**TASK TO COMPLETE:**
Gather each line of the records where "logins" appears.

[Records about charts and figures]
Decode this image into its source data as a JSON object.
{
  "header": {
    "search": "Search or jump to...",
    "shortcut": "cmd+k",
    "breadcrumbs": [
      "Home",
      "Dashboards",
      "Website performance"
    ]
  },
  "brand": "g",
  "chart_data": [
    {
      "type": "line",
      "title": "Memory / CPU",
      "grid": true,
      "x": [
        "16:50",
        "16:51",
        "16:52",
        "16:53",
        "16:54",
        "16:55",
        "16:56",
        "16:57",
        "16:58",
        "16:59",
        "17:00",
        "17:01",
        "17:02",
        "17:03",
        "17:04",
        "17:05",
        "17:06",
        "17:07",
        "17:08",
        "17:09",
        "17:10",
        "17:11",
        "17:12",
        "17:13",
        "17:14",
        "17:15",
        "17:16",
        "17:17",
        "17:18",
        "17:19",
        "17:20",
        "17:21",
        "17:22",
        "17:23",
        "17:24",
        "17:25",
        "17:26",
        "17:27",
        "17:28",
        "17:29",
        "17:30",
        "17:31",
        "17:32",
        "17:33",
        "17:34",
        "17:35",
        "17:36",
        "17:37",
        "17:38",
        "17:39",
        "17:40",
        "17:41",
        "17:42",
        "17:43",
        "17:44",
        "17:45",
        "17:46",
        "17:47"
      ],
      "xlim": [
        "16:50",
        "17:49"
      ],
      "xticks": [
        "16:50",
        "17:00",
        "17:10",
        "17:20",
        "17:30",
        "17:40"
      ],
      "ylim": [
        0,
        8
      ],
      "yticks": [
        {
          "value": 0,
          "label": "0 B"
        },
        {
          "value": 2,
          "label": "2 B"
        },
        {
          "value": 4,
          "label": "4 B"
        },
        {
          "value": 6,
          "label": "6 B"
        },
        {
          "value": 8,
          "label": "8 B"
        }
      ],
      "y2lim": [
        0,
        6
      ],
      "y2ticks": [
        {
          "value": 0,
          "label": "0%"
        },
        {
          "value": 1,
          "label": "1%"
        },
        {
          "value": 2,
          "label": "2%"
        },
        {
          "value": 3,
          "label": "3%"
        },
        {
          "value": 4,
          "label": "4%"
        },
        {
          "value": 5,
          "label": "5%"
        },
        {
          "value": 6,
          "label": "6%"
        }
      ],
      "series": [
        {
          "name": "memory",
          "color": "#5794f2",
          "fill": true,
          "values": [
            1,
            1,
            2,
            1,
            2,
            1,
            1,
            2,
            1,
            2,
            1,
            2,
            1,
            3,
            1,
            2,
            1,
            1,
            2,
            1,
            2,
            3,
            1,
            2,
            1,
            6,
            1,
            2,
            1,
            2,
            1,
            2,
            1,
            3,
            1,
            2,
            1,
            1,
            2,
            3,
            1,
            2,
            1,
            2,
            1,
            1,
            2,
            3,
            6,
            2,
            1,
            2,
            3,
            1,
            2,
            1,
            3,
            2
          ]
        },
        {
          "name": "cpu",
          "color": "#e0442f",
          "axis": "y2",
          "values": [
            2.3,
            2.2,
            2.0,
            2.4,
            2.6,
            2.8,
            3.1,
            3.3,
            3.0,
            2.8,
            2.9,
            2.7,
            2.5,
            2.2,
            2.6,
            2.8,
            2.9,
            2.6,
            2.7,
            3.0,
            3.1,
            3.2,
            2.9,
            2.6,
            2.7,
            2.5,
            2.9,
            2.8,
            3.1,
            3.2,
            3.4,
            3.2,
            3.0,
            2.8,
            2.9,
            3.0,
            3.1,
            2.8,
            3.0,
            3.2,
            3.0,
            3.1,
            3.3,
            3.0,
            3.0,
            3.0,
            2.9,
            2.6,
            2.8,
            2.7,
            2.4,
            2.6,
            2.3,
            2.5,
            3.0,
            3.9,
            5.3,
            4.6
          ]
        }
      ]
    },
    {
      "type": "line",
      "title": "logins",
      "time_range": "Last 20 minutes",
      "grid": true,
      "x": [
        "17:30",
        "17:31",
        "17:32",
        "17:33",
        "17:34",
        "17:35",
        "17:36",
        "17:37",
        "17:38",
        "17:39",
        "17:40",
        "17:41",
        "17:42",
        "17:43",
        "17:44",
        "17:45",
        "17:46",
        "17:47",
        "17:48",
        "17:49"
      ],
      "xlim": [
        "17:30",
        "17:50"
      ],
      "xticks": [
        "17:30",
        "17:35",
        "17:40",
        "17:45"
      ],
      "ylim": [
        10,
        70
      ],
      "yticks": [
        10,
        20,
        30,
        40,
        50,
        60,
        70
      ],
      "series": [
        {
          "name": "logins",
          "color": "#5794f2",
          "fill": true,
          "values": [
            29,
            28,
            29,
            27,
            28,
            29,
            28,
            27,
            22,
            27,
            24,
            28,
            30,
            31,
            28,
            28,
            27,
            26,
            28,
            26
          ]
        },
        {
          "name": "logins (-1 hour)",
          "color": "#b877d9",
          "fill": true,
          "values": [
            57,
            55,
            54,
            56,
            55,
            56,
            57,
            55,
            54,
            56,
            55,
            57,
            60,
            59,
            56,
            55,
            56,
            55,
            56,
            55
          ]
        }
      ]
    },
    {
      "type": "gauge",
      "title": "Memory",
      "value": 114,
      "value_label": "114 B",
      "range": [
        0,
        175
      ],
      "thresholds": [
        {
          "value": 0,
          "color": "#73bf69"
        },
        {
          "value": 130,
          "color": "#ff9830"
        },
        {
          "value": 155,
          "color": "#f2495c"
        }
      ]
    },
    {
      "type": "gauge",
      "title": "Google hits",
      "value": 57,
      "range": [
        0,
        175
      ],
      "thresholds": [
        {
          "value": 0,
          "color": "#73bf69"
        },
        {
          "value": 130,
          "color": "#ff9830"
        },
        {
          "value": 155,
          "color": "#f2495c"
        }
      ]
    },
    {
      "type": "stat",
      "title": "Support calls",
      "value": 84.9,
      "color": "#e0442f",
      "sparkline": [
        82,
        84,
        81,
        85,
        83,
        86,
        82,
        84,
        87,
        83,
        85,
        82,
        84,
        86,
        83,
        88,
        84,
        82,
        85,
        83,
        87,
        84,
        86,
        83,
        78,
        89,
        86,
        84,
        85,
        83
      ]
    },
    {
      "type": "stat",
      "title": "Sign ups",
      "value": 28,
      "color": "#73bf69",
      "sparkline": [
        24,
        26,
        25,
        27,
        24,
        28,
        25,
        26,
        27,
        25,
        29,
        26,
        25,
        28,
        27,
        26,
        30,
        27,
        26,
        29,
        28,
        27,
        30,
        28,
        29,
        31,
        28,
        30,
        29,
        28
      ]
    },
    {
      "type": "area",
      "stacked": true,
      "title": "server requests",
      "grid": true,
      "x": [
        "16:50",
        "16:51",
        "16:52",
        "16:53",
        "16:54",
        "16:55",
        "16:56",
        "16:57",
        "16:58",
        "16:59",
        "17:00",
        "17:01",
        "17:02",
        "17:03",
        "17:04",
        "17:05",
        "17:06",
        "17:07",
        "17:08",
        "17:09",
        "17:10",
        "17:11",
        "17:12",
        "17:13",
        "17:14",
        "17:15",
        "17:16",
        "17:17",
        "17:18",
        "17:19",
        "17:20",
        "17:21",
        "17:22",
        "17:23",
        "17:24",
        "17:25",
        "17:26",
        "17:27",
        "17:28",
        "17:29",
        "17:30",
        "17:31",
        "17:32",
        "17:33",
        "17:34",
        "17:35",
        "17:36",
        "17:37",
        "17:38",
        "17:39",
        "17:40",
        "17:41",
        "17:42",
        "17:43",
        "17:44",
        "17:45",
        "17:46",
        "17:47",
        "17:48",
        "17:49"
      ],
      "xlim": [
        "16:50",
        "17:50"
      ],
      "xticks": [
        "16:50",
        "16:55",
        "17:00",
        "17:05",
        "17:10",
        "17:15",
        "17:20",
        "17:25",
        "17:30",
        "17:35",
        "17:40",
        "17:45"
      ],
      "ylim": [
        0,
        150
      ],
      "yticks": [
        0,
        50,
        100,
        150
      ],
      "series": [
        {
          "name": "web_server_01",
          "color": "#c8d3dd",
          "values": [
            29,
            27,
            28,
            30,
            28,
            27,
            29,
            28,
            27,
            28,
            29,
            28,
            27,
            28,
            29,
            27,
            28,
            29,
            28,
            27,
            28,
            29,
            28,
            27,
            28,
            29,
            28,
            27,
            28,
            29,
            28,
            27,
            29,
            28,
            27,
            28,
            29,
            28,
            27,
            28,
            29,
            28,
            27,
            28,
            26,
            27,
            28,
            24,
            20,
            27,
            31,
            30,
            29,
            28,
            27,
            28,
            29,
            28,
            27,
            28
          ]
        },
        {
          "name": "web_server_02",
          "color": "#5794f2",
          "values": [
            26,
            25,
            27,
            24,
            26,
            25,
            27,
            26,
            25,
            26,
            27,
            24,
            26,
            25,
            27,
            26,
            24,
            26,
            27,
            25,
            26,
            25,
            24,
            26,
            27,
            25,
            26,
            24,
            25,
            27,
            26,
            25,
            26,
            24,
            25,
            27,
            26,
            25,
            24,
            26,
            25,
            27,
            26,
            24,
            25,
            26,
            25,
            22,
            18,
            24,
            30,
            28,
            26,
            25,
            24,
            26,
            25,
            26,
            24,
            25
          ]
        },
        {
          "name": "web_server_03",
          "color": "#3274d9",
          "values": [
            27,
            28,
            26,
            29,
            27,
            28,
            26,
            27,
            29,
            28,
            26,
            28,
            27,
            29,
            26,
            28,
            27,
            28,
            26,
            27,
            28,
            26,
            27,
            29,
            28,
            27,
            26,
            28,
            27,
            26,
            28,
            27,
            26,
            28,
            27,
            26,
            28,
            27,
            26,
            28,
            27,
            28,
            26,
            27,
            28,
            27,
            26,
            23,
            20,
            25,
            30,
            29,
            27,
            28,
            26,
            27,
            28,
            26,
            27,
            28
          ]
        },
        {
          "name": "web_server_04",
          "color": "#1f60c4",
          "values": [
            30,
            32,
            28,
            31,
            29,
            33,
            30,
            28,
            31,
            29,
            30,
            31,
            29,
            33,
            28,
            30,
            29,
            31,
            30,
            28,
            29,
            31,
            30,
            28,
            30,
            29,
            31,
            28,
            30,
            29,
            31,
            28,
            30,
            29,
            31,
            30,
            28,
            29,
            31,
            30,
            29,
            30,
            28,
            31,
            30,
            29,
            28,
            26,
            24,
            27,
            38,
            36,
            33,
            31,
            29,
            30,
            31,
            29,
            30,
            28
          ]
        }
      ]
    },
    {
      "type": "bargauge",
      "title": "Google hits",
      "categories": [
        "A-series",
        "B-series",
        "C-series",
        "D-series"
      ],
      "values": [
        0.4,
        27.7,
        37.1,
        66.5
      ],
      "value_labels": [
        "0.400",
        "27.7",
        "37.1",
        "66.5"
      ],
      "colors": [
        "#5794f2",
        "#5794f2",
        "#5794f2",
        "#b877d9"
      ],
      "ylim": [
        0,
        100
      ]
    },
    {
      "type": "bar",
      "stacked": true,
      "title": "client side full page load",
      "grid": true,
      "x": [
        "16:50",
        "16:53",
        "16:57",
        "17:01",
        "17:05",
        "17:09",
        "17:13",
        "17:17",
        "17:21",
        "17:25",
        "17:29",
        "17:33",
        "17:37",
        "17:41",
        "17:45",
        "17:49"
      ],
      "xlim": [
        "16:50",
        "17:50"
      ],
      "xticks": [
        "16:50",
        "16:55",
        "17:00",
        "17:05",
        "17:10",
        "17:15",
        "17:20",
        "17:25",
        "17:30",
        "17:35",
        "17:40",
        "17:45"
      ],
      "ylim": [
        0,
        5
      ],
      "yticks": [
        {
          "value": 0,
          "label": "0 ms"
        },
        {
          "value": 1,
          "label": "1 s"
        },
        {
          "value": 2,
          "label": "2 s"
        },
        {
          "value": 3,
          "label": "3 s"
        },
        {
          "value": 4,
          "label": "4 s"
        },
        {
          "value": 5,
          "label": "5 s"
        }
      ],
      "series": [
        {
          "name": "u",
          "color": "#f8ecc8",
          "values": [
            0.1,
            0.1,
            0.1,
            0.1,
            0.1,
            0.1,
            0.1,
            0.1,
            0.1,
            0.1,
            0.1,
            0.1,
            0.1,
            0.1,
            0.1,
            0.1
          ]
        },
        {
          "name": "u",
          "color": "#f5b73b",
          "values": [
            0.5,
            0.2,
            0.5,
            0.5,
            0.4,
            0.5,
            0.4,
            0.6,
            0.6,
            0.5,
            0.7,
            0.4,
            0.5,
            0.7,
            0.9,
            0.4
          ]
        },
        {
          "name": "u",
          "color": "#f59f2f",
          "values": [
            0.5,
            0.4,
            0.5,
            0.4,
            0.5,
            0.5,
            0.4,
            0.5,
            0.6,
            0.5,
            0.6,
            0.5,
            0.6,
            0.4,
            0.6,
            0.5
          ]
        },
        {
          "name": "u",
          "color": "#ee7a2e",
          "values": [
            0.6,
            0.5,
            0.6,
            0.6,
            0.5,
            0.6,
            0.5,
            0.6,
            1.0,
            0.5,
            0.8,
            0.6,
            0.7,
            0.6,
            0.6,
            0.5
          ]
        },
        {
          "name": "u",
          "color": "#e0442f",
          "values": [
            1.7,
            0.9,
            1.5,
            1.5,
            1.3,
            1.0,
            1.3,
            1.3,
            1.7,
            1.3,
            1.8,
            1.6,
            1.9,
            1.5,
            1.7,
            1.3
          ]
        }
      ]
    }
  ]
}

**EXERCISE OUTPUT:**
      "title": "logins",
          "name": "logins",
          "name": "logins (-1 hour)",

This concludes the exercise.